▸ **Goal**: Report only how many lines of the entries below contain the string "sudul".

▸ **Dataset entries**:
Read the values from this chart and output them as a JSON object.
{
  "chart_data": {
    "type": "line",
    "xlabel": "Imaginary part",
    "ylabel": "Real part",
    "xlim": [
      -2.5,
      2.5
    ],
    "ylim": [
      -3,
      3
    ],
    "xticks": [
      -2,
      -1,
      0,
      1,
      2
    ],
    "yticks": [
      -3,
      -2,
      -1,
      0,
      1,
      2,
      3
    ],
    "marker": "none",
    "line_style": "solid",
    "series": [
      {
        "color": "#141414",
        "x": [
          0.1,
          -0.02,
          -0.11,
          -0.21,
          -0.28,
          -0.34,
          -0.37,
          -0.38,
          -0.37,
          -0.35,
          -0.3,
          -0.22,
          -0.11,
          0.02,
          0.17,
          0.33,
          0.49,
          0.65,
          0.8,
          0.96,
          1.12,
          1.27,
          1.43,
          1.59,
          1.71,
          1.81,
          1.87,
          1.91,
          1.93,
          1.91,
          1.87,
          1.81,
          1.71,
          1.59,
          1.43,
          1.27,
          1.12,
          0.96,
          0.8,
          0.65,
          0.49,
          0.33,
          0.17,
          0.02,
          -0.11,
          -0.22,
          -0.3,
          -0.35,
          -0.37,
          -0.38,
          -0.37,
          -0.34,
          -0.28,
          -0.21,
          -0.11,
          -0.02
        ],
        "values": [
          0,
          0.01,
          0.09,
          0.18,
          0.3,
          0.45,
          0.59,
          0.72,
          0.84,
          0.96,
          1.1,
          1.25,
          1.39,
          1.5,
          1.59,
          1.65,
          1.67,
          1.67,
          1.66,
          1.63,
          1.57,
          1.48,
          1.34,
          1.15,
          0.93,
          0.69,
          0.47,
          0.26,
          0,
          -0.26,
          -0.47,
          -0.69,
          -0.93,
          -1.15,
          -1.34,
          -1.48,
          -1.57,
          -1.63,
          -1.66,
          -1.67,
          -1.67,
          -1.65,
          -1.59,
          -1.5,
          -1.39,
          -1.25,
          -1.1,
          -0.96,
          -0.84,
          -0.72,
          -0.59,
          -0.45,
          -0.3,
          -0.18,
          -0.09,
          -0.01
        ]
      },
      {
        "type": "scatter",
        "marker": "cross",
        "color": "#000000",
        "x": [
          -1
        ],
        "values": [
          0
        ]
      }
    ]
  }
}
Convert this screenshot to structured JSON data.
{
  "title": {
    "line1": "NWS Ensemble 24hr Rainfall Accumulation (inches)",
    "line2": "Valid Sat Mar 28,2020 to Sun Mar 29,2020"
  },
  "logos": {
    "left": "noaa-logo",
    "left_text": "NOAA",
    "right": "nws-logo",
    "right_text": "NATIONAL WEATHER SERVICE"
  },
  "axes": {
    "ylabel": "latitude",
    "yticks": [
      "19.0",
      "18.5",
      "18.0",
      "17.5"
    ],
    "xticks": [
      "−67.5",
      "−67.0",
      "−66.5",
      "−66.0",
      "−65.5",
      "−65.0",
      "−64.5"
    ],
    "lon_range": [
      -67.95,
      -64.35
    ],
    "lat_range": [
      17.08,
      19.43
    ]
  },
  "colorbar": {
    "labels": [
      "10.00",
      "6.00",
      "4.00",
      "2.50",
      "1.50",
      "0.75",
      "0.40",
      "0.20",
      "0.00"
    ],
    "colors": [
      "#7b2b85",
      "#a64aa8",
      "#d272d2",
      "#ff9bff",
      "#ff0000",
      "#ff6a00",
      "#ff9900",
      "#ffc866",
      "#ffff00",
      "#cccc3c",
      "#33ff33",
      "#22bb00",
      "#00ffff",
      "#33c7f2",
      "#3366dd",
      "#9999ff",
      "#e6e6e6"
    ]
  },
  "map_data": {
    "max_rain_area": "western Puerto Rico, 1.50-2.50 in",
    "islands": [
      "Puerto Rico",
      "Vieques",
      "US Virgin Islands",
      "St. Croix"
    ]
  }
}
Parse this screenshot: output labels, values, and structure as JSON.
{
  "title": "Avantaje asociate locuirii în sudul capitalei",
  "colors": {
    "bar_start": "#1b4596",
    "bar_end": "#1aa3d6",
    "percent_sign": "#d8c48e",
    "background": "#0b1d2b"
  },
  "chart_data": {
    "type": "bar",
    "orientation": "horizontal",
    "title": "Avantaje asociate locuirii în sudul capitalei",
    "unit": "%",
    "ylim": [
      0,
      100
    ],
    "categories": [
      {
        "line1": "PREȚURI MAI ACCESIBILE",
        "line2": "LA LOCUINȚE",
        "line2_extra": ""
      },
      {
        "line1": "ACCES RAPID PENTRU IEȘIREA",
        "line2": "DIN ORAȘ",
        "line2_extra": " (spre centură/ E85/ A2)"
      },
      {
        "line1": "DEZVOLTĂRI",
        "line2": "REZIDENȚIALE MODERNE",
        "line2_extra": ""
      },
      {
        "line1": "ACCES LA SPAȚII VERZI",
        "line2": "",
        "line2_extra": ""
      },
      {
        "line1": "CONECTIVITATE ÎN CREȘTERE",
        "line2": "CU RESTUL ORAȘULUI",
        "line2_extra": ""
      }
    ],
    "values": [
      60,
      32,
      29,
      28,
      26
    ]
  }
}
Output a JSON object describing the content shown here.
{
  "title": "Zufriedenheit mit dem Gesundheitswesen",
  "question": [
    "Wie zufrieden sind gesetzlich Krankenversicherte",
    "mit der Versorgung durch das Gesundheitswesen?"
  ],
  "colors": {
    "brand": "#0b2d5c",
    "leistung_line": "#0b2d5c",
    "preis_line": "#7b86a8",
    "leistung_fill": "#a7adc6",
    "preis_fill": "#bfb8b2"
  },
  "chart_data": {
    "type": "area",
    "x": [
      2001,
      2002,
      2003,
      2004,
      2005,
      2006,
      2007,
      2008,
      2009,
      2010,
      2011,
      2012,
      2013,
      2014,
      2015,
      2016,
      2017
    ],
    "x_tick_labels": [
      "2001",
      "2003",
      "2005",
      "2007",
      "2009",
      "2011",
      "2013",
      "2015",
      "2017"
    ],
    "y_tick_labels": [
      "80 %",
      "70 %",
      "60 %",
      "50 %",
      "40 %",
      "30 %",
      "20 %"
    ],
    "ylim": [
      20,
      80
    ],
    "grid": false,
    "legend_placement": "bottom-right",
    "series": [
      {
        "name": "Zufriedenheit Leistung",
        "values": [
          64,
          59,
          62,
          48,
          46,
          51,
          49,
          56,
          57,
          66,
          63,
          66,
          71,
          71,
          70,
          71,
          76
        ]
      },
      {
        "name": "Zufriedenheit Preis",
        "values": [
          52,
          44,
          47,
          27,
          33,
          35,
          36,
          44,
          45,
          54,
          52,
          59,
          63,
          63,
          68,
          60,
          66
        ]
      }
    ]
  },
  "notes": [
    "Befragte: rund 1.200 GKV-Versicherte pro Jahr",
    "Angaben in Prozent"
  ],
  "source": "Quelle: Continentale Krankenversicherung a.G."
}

▸ **Correct result**: 2